TASK STATEMENT:
Each entry that follows must be output without any deviation.

DATASET EXTRACT:

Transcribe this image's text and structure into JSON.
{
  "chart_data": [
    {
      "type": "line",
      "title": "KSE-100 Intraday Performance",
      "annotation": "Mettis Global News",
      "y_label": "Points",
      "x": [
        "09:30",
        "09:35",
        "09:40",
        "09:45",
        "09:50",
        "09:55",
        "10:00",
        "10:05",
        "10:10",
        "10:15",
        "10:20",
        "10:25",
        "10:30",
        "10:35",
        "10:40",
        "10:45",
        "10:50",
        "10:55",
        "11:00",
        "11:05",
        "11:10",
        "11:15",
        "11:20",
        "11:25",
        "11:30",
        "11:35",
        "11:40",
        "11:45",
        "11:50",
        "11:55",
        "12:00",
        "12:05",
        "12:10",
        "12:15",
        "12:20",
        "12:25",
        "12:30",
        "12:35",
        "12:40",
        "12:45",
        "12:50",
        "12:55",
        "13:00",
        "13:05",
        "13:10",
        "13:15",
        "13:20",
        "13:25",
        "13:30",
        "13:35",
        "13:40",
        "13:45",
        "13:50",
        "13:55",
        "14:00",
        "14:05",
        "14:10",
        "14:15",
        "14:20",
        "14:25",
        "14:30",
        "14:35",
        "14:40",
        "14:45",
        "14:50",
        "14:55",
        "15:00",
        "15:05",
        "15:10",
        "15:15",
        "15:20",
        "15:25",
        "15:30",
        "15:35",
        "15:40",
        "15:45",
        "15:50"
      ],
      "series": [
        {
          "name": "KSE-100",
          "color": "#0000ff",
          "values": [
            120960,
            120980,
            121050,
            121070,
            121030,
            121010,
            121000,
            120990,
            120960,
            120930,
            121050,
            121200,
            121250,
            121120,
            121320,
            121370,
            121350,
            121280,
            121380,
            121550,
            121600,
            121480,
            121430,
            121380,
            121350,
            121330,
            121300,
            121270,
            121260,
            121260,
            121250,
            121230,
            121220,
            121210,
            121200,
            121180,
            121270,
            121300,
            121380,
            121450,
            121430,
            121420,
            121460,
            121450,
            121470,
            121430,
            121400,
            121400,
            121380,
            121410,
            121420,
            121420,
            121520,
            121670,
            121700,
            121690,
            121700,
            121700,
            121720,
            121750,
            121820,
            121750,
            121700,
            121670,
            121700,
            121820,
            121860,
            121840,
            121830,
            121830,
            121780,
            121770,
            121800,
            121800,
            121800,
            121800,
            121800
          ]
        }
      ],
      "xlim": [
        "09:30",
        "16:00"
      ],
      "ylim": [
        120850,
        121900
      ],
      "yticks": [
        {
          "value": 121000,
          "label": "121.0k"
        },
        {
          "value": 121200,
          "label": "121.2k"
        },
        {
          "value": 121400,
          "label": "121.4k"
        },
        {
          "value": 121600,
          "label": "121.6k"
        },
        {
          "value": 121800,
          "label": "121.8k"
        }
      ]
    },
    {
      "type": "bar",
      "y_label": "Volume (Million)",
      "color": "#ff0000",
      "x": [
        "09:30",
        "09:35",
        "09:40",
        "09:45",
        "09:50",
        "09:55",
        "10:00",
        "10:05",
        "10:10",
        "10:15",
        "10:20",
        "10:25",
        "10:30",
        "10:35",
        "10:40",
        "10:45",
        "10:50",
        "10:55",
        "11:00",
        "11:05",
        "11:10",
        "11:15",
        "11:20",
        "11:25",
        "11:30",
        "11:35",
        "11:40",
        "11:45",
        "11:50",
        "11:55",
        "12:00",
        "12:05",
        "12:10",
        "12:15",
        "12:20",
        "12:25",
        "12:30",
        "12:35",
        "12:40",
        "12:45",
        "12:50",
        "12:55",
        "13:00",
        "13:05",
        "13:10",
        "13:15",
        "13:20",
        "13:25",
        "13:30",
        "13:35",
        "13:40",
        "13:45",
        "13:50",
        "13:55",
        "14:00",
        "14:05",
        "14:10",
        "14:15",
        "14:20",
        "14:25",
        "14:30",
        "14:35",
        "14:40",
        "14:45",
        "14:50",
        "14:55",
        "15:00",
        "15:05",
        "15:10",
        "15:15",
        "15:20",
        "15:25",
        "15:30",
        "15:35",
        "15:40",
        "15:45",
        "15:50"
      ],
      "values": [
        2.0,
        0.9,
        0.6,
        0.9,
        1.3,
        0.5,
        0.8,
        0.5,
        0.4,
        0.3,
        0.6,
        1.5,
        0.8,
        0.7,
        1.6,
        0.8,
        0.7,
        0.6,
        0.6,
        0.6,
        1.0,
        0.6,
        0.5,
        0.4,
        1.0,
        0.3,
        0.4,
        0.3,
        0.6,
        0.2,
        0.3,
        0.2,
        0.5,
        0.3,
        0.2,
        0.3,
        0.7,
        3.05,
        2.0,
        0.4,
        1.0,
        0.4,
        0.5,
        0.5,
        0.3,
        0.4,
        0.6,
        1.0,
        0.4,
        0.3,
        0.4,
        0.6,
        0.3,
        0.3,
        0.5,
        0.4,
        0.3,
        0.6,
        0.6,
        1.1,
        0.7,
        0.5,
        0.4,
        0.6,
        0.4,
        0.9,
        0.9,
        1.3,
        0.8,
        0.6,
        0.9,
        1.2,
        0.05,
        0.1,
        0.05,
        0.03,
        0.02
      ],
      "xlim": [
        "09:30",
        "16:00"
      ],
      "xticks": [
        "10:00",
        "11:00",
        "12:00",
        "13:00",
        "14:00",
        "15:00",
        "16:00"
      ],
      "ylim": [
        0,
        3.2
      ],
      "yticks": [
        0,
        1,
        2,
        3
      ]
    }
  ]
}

OUTPUT OF THE TASK:
Transcribe this image's text and structure into JSON.
{
  "chart_data": [
    {
      "type": "line",
      "title": "KSE-100 Intraday Performance",
      "annotation": "Mettis Global News",
      "y_label": "Points",
      "x": [
        "09:30",
        "09:35",
        "09:40",
        "09:45",
        "09:50",
        "09:55",
        "10:00",
        "10:05",
        "10:10",
        "10:15",
        "10:20",
        "10:25",
        "10:30",
        "10:35",
        "10:40",
        "10:45",
        "10:50",
        "10:55",
        "11:00",
        "11:05",
        "11:10",
        "11:15",
        "11:20",
        "11:25",
        "11:30",
        "11:35",
        "11:40",
        "11:45",
        "11:50",
        "11:55",
        "12:00",
        "12:05",
        "12:10",
        "12:15",
        "12:20",
        "12:25",
        "12:30",
        "12:35",
        "12:40",
        "12:45",
        "12:50",
        "12:55",
        "13:00",
        "13:05",
        "13:10",
        "13:15",
        "13:20",
        "13:25",
        "13:30",
        "13:35",
        "13:40",
        "13:45",
        "13:50",
        "13:55",
        "14:00",
        "14:05",
        "14:10",
        "14:15",
        "14:20",
        "14:25",
        "14:30",
        "14:35",
        "14:40",
        "14:45",
        "14:50",
        "14:55",
        "15:00",
        "15:05",
        "15:10",
        "15:15",
        "15:20",
        "15:25",
        "15:30",
        "15:35",
        "15:40",
        "15:45",
        "15:50"
      ],
      "series": [
        {
          "name": "KSE-100",
          "color": "#0000ff",
          "values": [
            120960,
            120980,
            121050,
            121070,
            121030,
            121010,
            121000,
            120990,
            120960,
            120930,
            121050,
            121200,
            121250,
            121120,
            121320,
            121370,
            121350,
            121280,
            121380,
            121550,
            121600,
            121480,
            121430,
            121380,
            121350,
            121330,
            121300,
            121270,
            121260,
            121260,
            121250,
            121230,
            121220,
            121210,
            121200,
            121180,
            121270,
            121300,
            121380,
            121450,
            121430,
            121420,
            121460,
            121450,
            121470,
            121430,
            121400,
            121400,
            121380,
            121410,
            121420,
            121420,
            121520,
            121670,
            121700,
            121690,
            121700,
            121700,
            121720,
            121750,
            121820,
            121750,
            121700,
            121670,
            121700,
            121820,
            121860,
            121840,
            121830,
            121830,
            121780,
            121770,
            121800,
            121800,
            121800,
            121800,
            121800
          ]
        }
      ],
      "xlim": [
        "09:30",
        "16:00"
      ],
      "ylim": [
        120850,
        121900
      ],
      "yticks": [
        {
          "value": 121000,
          "label": "121.0k"
        },
        {
          "value": 121200,
          "label": "121.2k"
        },
        {
          "value": 121400,
          "label": "121.4k"
        },
        {
          "value": 121600,
          "label": "121.6k"
        },
        {
          "value": 121800,
          "label": "121.8k"
        }
      ]
    },
    {
      "type": "bar",
      "y_label": "Volume (Million)",
      "color": "#ff0000",
      "x": [
        "09:30",
        "09:35",
        "09:40",
        "09:45",
        "09:50",
        "09:55",
        "10:00",
        "10:05",
        "10:10",
        "10:15",
        "10:20",
        "10:25",
        "10:30",
        "10:35",
        "10:40",
        "10:45",
        "10:50",
        "10:55",
        "11:00",
        "11:05",
        "11:10",
        "11:15",
        "11:20",
        "11:25",
        "11:30",
        "11:35",
        "11:40",
        "11:45",
        "11:50",
        "11:55",
        "12:00",
        "12:05",
        "12:10",
        "12:15",
        "12:20",
        "12:25",
        "12:30",
        "12:35",
        "12:40",
        "12:45",
        "12:50",
        "12:55",
        "13:00",
        "13:05",
        "13:10",
        "13:15",
        "13:20",
        "13:25",
        "13:30",
        "13:35",
        "13:40",
        "13:45",
        "13:50",
        "13:55",
        "14:00",
        "14:05",
        "14:10",
        "14:15",
        "14:20",
        "14:25",
        "14:30",
        "14:35",
        "14:40",
        "14:45",
        "14:50",
        "14:55",
        "15:00",
        "15:05",
        "15:10",
        "15:15",
        "15:20",
        "15:25",
        "15:30",
        "15:35",
        "15:40",
        "15:45",
        "15:50"
      ],
      "values": [
        2.0,
        0.9,
        0.6,
        0.9,
        1.3,
        0.5,
        0.8,
        0.5,
        0.4,
        0.3,
        0.6,
        1.5,
        0.8,
        0.7,
        1.6,
        0.8,
        0.7,
        0.6,
        0.6,
        0.6,
        1.0,
        0.6,
        0.5,
        0.4,
        1.0,
        0.3,
        0.4,
        0.3,
        0.6,
        0.2,
        0.3,
        0.2,
        0.5,
        0.3,
        0.2,
        0.3,
        0.7,
        3.05,
        2.0,
        0.4,
        1.0,
        0.4,
        0.5,
        0.5,
        0.3,
        0.4,
        0.6,
        1.0,
        0.4,
        0.3,
        0.4,
        0.6,
        0.3,
        0.3,
        0.5,
        0.4,
        0.3,
        0.6,
        0.6,
        1.1,
        0.7,
        0.5,
        0.4,
        0.6,
        0.4,
        0.9,
        0.9,
        1.3,
        0.8,
        0.6,
        0.9,
        1.2,
        0.05,
        0.1,
        0.05,
        0.03,
        0.02
      ],
      "xlim": [
        "09:30",
        "16:00"
      ],
      "xticks": [
        "10:00",
        "11:00",
        "12:00",
        "13:00",
        "14:00",
        "15:00",
        "16:00"
      ],
      "ylim": [
        0,
        3.2
      ],
      "yticks": [
        0,
        1,
        2,
        3
      ]
    }
  ]
}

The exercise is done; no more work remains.